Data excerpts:
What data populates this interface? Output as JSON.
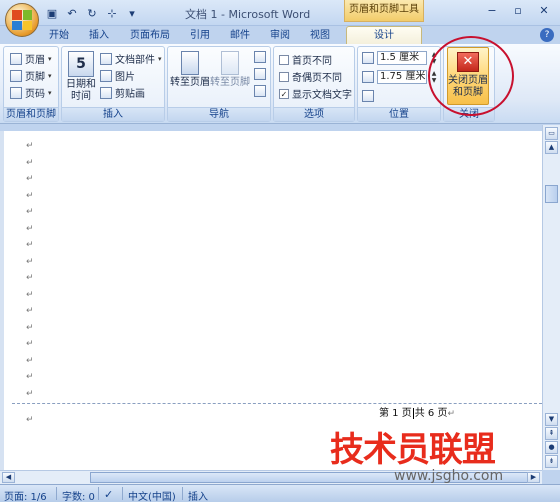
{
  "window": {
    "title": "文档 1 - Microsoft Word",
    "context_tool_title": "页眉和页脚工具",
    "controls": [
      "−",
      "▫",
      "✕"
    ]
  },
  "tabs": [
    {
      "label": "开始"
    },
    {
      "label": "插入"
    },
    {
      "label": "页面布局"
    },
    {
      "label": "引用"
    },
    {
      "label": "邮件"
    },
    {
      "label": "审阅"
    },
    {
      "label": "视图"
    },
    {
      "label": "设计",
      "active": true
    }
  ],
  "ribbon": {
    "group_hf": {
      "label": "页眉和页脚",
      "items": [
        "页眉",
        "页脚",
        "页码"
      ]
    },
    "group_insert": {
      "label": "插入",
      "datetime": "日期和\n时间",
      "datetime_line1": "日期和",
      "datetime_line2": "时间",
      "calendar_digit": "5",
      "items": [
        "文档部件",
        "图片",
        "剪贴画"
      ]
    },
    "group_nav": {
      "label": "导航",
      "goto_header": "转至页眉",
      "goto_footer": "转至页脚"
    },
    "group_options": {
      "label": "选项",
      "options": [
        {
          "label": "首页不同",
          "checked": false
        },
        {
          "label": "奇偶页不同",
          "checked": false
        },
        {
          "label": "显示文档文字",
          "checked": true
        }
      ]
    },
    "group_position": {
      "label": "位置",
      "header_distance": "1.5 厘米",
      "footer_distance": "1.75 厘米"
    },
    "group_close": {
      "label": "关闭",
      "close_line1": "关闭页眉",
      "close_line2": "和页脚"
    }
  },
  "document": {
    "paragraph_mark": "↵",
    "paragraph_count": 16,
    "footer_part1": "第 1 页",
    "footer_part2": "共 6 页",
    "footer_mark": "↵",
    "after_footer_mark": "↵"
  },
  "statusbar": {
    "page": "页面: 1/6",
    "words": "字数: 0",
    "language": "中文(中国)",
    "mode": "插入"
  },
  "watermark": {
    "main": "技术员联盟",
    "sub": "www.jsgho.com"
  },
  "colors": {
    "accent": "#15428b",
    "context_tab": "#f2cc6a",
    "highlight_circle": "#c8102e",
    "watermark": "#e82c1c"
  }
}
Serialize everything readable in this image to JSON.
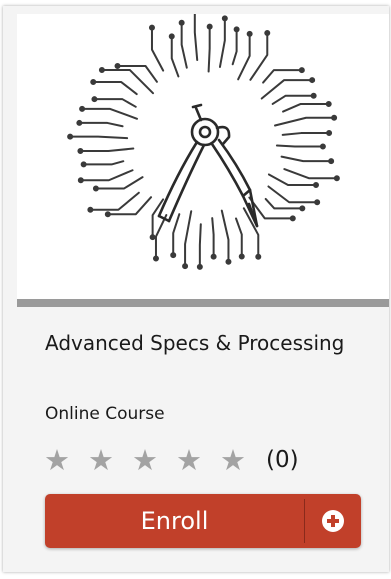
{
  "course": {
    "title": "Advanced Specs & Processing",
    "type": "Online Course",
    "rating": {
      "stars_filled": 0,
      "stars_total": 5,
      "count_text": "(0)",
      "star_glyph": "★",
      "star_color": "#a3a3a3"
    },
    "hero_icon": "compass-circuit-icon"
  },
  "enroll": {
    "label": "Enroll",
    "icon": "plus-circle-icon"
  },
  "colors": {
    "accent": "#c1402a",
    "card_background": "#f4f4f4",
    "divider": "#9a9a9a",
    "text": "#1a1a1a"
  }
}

TASK PROMPT
Repeat each entry exactly as it appears; skip any picture.

FINAL RESULT
What data populates this interface? Output as JSON.
{
  "window": {
    "title": "文档 1 - Microsoft Word",
    "context_tool_title": "页眉和页脚工具",
    "controls": [
      "−",
      "▫",
      "✕"
    ]
  },
  "tabs": [
    {
      "label": "开始"
    },
    {
      "label": "插入"
    },
    {
      "label": "页面布局"
    },
    {
      "label": "引用"
    },
    {
      "label": "邮件"
    },
    {
      "label": "审阅"
    },
    {
      "label": "视图"
    },
    {
      "label": "设计",
      "active": true
    }
  ],
  "ribbon": {
    "group_hf": {
      "label": "页眉和页脚",
      "items": [
        "页眉",
        "页脚",
        "页码"
      ]
    },
    "group_insert": {
      "label": "插入",
      "datetime": "日期和\n时间",
      "datetime_line1": "日期和",
      "datetime_line2": "时间",
      "calendar_digit": "5",
      "items": [
        "文档部件",
        "图片",
        "剪贴画"
      ]
    },
    "group_nav": {
      "label": "导航",
      "goto_header": "转至页眉",
      "goto_footer": "转至页脚"
    },
    "group_options": {
      "label": "选项",
      "options": [
        {
          "label": "首页不同",
          "checked": false
        },
        {
          "label": "奇偶页不同",
          "checked": false
        },
        {
          "label": "显示文档文字",
          "checked": true
        }
      ]
    },
    "group_position": {
      "label": "位置",
      "header_distance": "1.5 厘米",
      "footer_distance": "1.75 厘米"
    },
    "group_close": {
      "label": "关闭",
      "close_line1": "关闭页眉",
      "close_line2": "和页脚"
    }
  },
  "document": {
    "paragraph_mark": "↵",
    "paragraph_count": 16,
    "footer_part1": "第 1 页",
    "footer_part2": "共 6 页",
    "footer_mark": "↵",
    "after_footer_mark": "↵"
  },
  "statusbar": {
    "page": "页面: 1/6",
    "words": "字数: 0",
    "language": "中文(中国)",
    "mode": "插入"
  },
  "watermark": {
    "main": "技术员联盟",
    "sub": "www.jsgho.com"
  },
  "colors": {
    "accent": "#15428b",
    "context_tab": "#f2cc6a",
    "highlight_circle": "#c8102e",
    "watermark": "#e82c1c"
  }
}
Serialize everything readable in this image to JSON.
{
  "course": {
    "title": "Advanced Specs & Processing",
    "type": "Online Course",
    "rating": {
      "stars_filled": 0,
      "stars_total": 5,
      "count_text": "(0)",
      "star_glyph": "★",
      "star_color": "#a3a3a3"
    },
    "hero_icon": "compass-circuit-icon"
  },
  "enroll": {
    "label": "Enroll",
    "icon": "plus-circle-icon"
  },
  "colors": {
    "accent": "#c1402a",
    "card_background": "#f4f4f4",
    "divider": "#9a9a9a",
    "text": "#1a1a1a"
  }
}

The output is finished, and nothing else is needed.